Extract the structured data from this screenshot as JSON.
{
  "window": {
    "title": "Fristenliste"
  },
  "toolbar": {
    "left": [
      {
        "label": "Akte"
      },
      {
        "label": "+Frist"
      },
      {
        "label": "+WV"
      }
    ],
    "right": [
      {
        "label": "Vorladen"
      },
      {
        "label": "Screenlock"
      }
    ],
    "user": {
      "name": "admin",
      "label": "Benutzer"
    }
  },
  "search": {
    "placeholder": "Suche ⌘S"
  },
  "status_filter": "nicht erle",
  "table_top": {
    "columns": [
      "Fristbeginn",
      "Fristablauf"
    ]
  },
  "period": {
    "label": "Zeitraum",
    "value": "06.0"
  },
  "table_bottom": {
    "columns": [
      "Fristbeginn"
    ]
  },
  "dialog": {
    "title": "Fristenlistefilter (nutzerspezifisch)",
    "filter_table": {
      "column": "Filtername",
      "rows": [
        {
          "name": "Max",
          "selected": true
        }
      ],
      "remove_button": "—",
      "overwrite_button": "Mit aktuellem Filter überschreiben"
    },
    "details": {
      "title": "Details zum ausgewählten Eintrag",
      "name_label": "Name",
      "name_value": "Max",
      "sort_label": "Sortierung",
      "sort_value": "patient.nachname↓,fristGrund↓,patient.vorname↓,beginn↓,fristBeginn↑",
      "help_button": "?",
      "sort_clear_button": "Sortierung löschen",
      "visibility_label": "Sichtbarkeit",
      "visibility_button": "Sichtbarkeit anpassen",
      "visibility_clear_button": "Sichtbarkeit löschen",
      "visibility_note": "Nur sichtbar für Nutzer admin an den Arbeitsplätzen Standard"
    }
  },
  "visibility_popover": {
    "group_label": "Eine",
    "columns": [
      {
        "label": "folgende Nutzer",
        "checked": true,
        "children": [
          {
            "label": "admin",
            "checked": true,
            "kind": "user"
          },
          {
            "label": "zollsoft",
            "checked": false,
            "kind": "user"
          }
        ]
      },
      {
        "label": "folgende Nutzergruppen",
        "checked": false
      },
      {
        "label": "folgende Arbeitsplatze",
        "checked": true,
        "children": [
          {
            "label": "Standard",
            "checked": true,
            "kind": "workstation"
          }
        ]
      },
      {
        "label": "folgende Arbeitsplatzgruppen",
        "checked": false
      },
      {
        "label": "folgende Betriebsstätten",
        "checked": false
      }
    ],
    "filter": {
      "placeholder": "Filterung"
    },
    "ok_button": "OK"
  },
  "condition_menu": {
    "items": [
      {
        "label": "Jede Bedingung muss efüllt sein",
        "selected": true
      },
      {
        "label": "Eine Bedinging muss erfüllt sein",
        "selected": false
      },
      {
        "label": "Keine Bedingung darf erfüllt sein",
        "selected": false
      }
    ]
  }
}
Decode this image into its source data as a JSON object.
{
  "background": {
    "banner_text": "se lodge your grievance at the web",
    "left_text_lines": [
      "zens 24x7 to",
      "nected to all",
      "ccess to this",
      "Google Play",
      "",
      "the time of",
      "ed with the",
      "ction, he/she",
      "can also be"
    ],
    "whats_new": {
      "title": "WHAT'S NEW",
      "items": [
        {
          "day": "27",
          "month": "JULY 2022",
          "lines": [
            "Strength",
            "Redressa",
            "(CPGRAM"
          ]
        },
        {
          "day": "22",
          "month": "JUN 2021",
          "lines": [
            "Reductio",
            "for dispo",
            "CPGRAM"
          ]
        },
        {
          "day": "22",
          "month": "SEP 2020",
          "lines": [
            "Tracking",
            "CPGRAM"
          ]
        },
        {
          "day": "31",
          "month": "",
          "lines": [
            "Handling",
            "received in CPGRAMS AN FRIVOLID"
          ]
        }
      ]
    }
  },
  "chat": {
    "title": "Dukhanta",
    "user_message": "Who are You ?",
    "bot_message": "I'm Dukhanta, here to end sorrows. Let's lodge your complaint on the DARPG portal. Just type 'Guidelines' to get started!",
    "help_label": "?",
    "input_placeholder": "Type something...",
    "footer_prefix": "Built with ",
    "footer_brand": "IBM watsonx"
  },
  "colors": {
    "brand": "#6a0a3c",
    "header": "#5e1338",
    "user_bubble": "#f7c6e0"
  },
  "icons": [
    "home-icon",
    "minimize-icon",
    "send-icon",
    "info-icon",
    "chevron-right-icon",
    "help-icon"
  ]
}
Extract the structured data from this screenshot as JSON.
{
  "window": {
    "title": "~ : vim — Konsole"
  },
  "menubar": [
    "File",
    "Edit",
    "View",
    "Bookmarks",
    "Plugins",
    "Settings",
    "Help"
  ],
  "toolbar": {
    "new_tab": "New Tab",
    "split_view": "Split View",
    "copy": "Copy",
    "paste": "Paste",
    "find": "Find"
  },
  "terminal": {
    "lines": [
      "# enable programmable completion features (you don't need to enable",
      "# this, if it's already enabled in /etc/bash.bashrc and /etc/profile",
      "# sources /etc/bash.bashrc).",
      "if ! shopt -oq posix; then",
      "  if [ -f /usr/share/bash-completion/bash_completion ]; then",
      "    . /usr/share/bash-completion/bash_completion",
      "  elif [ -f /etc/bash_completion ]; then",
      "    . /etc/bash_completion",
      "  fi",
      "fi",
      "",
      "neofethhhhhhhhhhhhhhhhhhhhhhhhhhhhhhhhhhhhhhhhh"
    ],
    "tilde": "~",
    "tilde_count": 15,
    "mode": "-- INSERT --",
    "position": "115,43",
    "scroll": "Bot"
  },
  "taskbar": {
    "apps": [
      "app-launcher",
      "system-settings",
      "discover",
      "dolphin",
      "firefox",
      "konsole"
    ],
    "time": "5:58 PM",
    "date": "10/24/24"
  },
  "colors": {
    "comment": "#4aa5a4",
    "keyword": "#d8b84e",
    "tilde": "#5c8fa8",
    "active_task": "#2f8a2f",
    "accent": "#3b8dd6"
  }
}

WHAT TO PRODUCE → Pull out every line of the records above that contains the word "Bedingung".

WRITTEN SOLUTION →
        "label": "Jede Bedingung muss efüllt sein",
        "label": "Keine Bedingung darf erfüllt sein",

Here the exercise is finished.